Begin THE RECORDS
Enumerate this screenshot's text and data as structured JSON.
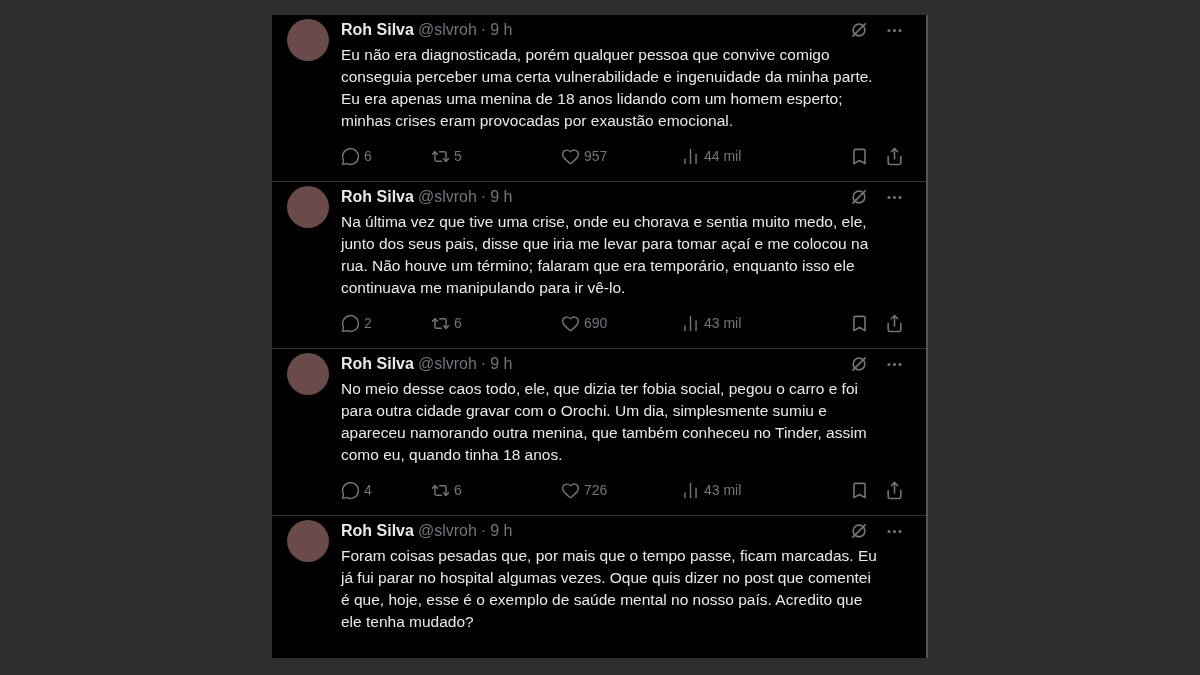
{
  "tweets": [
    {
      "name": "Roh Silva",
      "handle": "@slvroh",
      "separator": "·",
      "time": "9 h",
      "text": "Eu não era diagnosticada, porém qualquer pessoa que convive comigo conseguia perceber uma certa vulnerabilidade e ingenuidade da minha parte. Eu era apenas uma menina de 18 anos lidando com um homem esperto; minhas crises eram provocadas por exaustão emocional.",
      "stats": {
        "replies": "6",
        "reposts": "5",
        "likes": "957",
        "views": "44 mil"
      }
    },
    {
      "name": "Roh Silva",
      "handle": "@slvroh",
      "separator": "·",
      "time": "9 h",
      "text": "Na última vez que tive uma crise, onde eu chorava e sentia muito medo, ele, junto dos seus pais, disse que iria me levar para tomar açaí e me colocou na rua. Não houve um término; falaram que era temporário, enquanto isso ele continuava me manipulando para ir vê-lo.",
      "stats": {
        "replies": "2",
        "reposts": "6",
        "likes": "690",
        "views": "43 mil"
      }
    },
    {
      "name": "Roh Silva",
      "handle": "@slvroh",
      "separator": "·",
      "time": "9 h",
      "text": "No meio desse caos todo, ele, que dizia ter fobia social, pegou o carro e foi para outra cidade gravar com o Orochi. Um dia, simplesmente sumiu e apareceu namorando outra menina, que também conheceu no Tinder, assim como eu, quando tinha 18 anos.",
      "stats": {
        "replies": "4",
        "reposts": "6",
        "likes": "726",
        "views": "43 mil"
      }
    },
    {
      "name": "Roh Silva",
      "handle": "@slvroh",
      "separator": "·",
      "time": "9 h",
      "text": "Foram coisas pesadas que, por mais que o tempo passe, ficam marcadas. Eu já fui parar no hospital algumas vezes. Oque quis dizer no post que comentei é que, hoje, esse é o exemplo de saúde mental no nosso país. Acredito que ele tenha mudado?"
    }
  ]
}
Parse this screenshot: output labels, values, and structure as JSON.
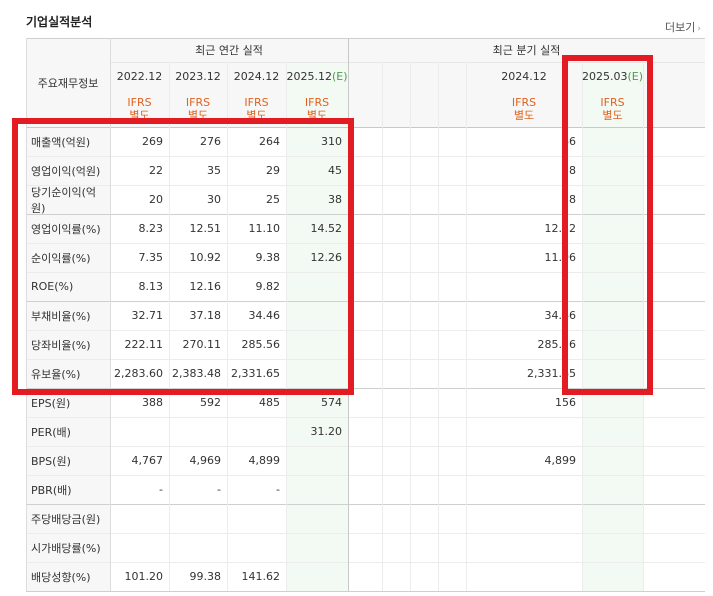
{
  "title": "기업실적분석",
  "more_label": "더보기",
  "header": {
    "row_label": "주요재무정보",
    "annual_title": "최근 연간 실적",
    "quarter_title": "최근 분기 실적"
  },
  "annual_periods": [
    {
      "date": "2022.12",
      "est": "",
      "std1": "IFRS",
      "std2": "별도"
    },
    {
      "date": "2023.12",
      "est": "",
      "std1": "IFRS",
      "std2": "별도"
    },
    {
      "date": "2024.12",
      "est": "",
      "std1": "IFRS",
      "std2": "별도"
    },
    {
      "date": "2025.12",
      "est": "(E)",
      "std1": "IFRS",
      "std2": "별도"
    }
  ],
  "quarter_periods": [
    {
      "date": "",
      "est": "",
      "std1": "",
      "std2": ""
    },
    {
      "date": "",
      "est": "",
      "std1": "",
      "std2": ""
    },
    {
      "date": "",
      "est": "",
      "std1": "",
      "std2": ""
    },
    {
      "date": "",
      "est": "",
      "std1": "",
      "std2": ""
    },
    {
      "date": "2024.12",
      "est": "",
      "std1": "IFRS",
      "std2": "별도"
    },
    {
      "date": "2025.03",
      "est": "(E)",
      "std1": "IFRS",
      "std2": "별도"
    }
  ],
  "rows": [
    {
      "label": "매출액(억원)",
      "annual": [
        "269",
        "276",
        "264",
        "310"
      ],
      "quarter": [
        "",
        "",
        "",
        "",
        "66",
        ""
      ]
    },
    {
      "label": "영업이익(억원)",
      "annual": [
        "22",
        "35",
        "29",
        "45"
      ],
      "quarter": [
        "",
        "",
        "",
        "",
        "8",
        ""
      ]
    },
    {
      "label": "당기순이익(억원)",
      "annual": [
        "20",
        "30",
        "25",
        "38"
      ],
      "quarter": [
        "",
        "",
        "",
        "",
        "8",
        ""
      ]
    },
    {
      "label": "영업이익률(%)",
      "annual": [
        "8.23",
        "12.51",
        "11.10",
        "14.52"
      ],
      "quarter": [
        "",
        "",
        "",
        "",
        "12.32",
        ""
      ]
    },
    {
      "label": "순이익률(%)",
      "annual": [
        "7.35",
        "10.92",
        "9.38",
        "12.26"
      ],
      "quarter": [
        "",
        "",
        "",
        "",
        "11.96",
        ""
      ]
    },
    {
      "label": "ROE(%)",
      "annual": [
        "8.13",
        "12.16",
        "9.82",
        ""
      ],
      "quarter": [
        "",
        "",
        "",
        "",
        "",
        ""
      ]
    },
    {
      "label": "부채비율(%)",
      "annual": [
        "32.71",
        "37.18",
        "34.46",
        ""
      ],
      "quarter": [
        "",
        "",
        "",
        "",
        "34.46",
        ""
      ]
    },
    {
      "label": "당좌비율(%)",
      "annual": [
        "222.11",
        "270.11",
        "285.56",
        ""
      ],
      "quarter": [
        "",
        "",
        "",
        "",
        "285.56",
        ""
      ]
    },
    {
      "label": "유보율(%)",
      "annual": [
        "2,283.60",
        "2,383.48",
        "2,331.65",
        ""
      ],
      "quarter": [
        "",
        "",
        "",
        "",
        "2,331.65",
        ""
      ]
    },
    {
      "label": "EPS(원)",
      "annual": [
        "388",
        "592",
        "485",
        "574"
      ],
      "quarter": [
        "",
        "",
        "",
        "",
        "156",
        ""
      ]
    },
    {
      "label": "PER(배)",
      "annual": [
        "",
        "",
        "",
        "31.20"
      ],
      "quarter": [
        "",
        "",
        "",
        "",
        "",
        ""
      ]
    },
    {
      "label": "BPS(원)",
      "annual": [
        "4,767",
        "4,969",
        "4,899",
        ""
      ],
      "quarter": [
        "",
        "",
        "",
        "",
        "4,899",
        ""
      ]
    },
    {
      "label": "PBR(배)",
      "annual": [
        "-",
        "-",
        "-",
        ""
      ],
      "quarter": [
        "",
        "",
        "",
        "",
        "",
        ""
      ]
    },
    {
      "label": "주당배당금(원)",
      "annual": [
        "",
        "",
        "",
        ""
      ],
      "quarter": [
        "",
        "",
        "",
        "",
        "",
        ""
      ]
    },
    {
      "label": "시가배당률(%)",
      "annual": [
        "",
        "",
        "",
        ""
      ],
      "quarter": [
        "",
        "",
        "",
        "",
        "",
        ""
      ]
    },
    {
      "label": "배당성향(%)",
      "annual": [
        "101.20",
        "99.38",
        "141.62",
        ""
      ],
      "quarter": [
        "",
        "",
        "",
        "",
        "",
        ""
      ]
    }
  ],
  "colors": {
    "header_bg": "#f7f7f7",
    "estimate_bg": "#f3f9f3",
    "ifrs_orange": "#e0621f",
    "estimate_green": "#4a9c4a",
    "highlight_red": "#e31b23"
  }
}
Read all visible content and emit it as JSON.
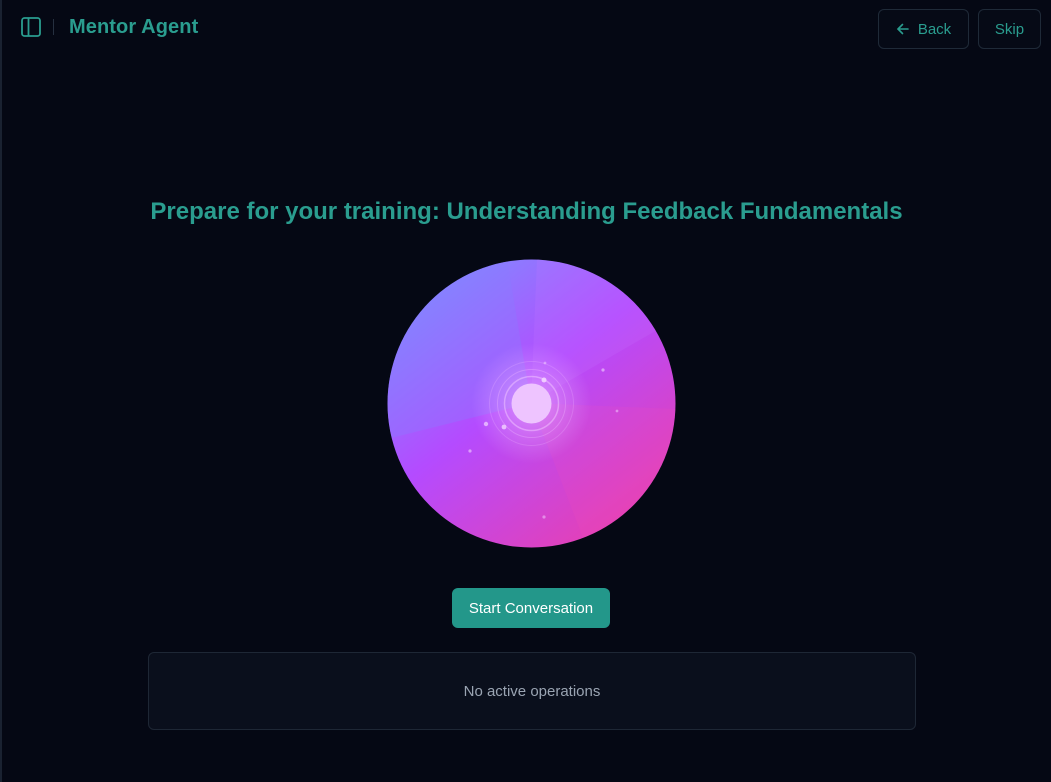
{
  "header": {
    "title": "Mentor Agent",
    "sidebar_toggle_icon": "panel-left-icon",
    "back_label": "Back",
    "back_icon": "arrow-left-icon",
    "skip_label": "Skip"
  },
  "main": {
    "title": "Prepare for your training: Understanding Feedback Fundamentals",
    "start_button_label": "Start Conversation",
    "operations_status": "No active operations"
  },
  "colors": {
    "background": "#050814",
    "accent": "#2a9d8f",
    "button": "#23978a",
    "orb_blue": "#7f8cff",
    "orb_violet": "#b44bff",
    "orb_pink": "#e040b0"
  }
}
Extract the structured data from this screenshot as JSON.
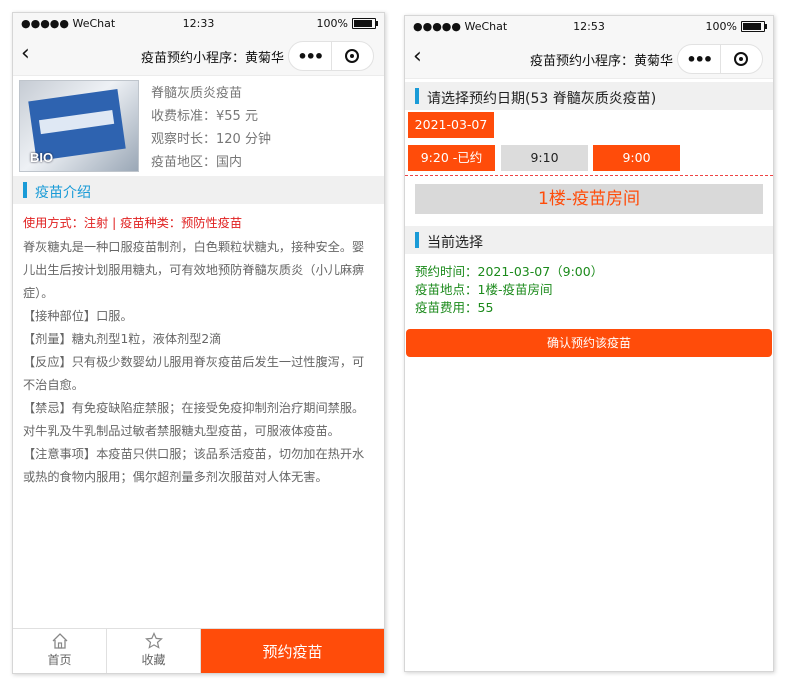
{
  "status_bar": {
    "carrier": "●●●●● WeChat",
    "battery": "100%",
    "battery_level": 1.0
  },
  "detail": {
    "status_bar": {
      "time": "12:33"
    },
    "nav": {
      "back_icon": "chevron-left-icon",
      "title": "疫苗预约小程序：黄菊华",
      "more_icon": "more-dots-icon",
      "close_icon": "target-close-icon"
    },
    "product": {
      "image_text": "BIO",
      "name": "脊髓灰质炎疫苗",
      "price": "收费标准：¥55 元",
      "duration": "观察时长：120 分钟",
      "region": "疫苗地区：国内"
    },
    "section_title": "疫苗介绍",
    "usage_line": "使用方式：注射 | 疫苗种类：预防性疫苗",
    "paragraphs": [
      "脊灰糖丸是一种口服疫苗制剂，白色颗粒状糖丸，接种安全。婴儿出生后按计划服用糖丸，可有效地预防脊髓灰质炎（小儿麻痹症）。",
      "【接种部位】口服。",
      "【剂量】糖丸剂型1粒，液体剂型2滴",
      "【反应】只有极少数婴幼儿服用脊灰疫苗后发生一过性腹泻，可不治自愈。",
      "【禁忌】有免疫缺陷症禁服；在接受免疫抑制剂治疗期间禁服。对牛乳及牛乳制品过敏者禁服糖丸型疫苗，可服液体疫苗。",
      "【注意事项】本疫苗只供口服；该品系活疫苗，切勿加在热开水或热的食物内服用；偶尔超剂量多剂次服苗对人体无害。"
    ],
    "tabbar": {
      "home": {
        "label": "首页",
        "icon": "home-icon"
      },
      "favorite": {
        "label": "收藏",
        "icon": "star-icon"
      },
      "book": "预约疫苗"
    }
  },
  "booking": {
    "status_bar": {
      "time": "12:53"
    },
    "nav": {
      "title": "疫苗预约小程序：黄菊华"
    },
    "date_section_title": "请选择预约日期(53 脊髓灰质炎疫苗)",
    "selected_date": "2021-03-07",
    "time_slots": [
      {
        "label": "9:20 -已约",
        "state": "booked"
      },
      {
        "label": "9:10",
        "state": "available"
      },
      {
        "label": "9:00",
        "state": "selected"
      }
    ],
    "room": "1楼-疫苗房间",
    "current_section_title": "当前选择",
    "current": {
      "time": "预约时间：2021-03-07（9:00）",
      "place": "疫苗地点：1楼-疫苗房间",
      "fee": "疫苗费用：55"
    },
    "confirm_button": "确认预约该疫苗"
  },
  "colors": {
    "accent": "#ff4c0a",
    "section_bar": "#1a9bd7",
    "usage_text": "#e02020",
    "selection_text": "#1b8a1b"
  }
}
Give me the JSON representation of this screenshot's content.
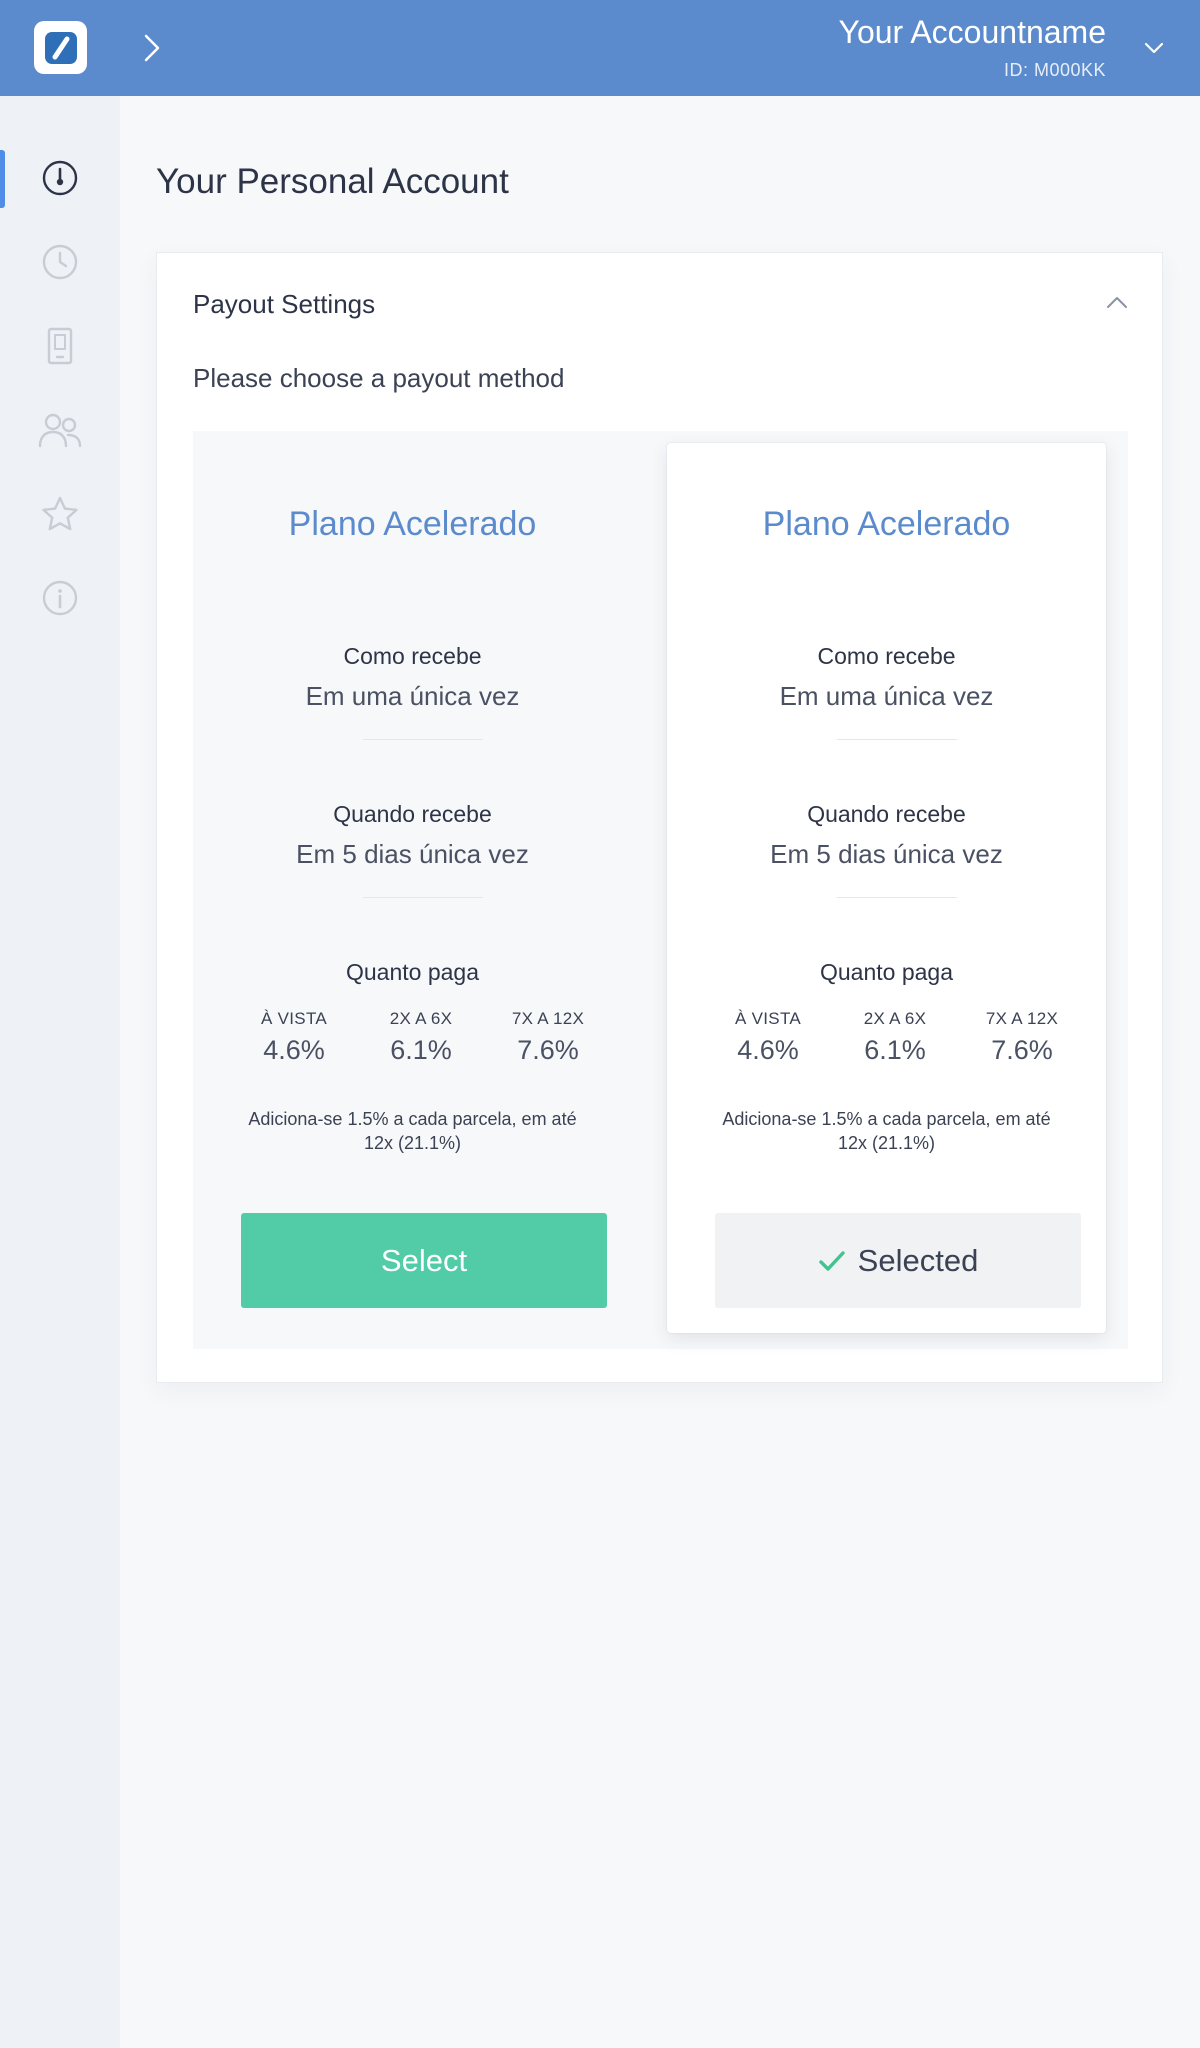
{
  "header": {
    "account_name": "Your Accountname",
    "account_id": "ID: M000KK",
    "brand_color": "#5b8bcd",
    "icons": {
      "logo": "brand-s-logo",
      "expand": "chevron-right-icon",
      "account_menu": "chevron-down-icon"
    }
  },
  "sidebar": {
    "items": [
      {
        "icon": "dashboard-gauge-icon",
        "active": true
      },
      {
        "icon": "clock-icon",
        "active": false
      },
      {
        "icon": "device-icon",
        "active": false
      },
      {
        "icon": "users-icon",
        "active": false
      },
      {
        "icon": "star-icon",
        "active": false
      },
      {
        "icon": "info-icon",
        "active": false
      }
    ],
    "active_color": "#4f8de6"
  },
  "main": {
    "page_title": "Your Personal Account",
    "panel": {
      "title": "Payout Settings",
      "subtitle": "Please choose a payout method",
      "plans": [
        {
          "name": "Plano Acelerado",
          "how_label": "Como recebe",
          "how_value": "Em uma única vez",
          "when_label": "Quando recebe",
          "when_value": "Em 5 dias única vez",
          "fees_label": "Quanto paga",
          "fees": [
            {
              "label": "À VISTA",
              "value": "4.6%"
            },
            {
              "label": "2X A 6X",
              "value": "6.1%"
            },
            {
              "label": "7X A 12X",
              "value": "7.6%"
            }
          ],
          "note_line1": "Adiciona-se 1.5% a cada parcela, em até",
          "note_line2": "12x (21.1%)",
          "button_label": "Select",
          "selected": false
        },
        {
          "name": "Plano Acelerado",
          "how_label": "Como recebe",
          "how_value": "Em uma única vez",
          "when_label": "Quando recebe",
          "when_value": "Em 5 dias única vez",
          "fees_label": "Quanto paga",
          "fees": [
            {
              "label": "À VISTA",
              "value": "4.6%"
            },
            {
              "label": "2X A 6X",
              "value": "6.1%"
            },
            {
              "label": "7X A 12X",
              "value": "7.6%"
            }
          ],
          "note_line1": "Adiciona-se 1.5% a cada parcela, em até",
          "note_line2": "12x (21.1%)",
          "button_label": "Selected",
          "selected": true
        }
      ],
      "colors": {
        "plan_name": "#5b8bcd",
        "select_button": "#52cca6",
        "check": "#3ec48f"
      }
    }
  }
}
End THE RECORDS
## [WHAT THIS TASK INVOLVES]
Work through the listing above and report how many lines include the string "left", with no other text.

## [FULL OUTPUT]
3